─── TESTO ESTRATTO ───

Rebecca Cheptegei era una maratoneta ugandese, aveva trentatré anni ed è stata bruciata viva dal fidanzato. Si è spenta così, lo scorso 5 settembre, la vita di una campionessa che era arrivata quarantaquattresima nella maratona olimpica di Parigi. Un femminicidio in piena regola, dunque, l’ennesimo dramma giunto all’attenzione delle cronache, un orrore al quale non possiamo e non dobbiamo in alcun modo rassegnarci. Eppure accadrà, specie se continueremo a dare notizie del genere in maniera così distratta, dedicando loro al massimo una breve in cronaca, come se non ci riguardassero, come se tutto fosse normale, come la vita di una donna, per giunta africana, anche se non avremo mai il coraggio di ammetterlo, per noi valesse meno.
Sarebbe stato opportuno, ad esempio, che le fosse stato dedicato almeno un minuto di silenzio in tutti gli stadi europei. Sarebbe stato bello se qualche federazione nazionale avesse deposto una corona di fiori di fronte all’ambasciata ugandese. Sarebbe stato utile se la vicenda avesse innescato un dibattito politico adeguato, anziché, al massimo, qualche presa di posizione individuale. Insomma, sarebbe stato il caso che l’Occidente si fosse ricordato di dover essere tale non solo quando si tratta di difendere o esportare la democrazia a dritta e a manca ma anche quando è necessario sostenere concretamente i valori di cui pretende di essere portatore.

───

COMPITO 1: Trascrivi senza modifiche il passo dell'articolo su Rebecca Cheptegei che comincia con le parole "Rebecca Cheptegei era" e si chiude con "noi valesse meno.".
COMPITO 2: Estrai, identiche, le righe dei dati forniti dalla prima fino a quella che contiene "- cell: XL: [11, 235, 75, 258]", inclusa.

─── DATI FORNITI ───

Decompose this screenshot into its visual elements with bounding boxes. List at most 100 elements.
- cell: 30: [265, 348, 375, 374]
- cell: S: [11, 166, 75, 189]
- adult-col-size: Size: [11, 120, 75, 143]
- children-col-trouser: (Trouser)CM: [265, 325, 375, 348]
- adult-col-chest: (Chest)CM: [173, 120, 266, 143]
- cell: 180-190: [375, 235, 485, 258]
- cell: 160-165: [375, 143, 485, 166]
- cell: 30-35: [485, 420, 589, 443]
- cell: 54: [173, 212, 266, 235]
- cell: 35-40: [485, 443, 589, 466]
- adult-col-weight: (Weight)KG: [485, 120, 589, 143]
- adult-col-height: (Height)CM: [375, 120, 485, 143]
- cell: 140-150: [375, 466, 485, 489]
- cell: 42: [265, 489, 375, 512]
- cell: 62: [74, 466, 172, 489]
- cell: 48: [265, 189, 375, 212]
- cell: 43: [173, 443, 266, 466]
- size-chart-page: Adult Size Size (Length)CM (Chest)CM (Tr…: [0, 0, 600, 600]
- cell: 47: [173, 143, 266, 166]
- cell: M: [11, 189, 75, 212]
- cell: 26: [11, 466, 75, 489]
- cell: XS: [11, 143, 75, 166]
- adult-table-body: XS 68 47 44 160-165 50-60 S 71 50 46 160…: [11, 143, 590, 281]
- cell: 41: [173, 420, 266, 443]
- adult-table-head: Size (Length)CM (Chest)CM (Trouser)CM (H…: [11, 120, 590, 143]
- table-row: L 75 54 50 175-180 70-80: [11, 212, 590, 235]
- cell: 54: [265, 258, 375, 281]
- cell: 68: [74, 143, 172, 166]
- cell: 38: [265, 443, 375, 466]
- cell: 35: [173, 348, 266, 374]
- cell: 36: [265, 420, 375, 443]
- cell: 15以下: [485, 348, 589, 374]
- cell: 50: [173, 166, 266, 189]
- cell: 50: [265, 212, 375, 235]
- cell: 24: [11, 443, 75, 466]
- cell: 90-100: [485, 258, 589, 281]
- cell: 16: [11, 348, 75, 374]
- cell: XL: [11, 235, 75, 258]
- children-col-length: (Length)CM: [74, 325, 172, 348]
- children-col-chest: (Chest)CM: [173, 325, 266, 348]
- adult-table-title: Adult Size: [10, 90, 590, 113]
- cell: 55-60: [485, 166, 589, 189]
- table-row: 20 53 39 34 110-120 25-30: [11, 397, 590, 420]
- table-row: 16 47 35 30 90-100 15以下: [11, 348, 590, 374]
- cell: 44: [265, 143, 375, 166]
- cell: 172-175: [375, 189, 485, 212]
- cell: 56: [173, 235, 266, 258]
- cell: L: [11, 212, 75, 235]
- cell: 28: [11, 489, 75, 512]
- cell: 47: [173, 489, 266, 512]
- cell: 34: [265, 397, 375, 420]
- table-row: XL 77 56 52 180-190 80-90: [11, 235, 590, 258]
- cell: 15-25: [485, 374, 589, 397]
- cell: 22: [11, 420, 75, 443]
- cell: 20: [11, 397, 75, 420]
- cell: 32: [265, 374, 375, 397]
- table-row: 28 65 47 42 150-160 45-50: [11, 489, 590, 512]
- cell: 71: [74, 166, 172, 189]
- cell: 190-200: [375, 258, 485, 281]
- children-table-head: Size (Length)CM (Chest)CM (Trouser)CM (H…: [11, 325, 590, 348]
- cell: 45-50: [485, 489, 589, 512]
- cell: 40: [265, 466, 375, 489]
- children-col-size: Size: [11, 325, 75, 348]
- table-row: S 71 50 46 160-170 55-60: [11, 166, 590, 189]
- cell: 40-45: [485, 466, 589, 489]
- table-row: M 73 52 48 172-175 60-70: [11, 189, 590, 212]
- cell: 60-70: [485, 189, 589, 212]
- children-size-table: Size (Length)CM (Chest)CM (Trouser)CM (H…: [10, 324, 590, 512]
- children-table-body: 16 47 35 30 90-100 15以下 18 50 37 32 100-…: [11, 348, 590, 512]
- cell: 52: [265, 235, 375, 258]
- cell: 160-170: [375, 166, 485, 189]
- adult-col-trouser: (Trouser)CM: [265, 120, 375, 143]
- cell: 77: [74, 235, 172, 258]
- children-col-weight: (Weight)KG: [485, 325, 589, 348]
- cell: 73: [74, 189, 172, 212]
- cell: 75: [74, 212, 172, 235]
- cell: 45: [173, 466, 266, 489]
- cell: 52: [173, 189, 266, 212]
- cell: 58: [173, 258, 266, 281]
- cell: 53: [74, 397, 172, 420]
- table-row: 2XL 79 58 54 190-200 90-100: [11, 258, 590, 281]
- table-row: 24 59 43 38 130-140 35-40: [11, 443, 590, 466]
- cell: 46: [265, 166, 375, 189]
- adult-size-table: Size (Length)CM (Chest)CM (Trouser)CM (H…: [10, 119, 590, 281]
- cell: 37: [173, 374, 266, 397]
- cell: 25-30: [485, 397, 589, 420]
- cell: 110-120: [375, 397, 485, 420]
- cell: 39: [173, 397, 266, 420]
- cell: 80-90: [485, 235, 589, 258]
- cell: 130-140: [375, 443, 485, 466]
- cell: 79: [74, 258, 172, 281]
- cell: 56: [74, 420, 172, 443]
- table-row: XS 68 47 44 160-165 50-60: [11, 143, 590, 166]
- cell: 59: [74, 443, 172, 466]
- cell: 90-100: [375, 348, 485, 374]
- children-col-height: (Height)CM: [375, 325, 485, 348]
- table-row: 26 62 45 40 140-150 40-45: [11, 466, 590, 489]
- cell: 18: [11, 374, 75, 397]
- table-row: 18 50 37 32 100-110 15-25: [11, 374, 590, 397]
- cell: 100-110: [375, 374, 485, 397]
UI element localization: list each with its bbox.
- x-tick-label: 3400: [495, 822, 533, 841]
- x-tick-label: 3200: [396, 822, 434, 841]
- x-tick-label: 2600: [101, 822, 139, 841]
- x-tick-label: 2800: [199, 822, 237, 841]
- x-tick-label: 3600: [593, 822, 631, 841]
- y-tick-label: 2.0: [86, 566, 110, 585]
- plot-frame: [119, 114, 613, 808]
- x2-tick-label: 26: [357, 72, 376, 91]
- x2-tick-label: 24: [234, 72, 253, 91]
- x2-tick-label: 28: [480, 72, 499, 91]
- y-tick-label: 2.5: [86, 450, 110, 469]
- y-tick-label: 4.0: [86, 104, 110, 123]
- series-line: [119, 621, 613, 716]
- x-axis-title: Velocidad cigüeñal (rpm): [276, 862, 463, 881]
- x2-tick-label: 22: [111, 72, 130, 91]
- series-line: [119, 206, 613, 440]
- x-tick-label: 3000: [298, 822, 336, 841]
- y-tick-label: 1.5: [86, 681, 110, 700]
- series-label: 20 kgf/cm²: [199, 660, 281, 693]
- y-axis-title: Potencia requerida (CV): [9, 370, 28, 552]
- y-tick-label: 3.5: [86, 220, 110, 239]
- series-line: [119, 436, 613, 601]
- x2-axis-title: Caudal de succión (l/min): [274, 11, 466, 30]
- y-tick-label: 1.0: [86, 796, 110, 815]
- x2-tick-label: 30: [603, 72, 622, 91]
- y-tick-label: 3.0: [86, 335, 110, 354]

───

RISPOSTA 1:
Rebecca Cheptegei era una maratoneta ugandese, aveva trentatré anni ed è stata bruciata viva dal fidanzato. Si è spenta così, lo scorso 5 settembre, la vita di una campionessa che era arrivata quarantaquattresima nella maratona olimpica di Parigi. Un femminicidio in piena regola, dunque, l’ennesimo dramma giunto all’attenzione delle cronache, un orrore al quale non possiamo e non dobbiamo in alcun modo rassegnarci. Eppure accadrà, specie se continueremo a dare notizie del genere in maniera così distratta, dedicando loro al massimo una breve in cronaca, come se non ci riguardassero, come se tutto fosse normale, come la vita di una donna, per giunta africana, anche se non avremo mai il coraggio di ammetterlo, per noi valesse meno.

RISPOSTA 2:
Decompose this screenshot into its visual elements with bounding boxes. List at most 100 elements.
- cell: 30: [265, 348, 375, 374]
- cell: S: [11, 166, 75, 189]
- adult-col-size: Size: [11, 120, 75, 143]
- children-col-trouser: (Trouser)CM: [265, 325, 375, 348]
- adult-col-chest: (Chest)CM: [173, 120, 266, 143]
- cell: 180-190: [375, 235, 485, 258]
- cell: 160-165: [375, 143, 485, 166]
- cell: 30-35: [485, 420, 589, 443]
- cell: 54: [173, 212, 266, 235]
- cell: 35-40: [485, 443, 589, 466]
- adult-col-weight: (Weight)KG: [485, 120, 589, 143]
- adult-col-height: (Height)CM: [375, 120, 485, 143]
- cell: 140-150: [375, 466, 485, 489]
- cell: 42: [265, 489, 375, 512]
- cell: 62: [74, 466, 172, 489]
- cell: 48: [265, 189, 375, 212]
- cell: 43: [173, 443, 266, 466]
- size-chart-page: Adult Size Size (Length)CM (Chest)CM (Tr…: [0, 0, 600, 600]
- cell: 47: [173, 143, 266, 166]
- cell: M: [11, 189, 75, 212]
- cell: 26: [11, 466, 75, 489]
- cell: XS: [11, 143, 75, 166]
- adult-table-body: XS 68 47 44 160-165 50-60 S 71 50 46 160…: [11, 143, 590, 281]
- cell: 41: [173, 420, 266, 443]
- adult-table-head: Size (Length)CM (Chest)CM (Trouser)CM (H…: [11, 120, 590, 143]
- table-row: L 75 54 50 175-180 70-80: [11, 212, 590, 235]
- cell: 54: [265, 258, 375, 281]
- cell: 68: [74, 143, 172, 166]
- cell: 38: [265, 443, 375, 466]
- cell: 35: [173, 348, 266, 374]
- cell: 36: [265, 420, 375, 443]
- cell: 15以下: [485, 348, 589, 374]
- cell: 50: [173, 166, 266, 189]
- cell: 50: [265, 212, 375, 235]
- cell: 24: [11, 443, 75, 466]
- cell: 90-100: [485, 258, 589, 281]
- cell: 16: [11, 348, 75, 374]
- cell: XL: [11, 235, 75, 258]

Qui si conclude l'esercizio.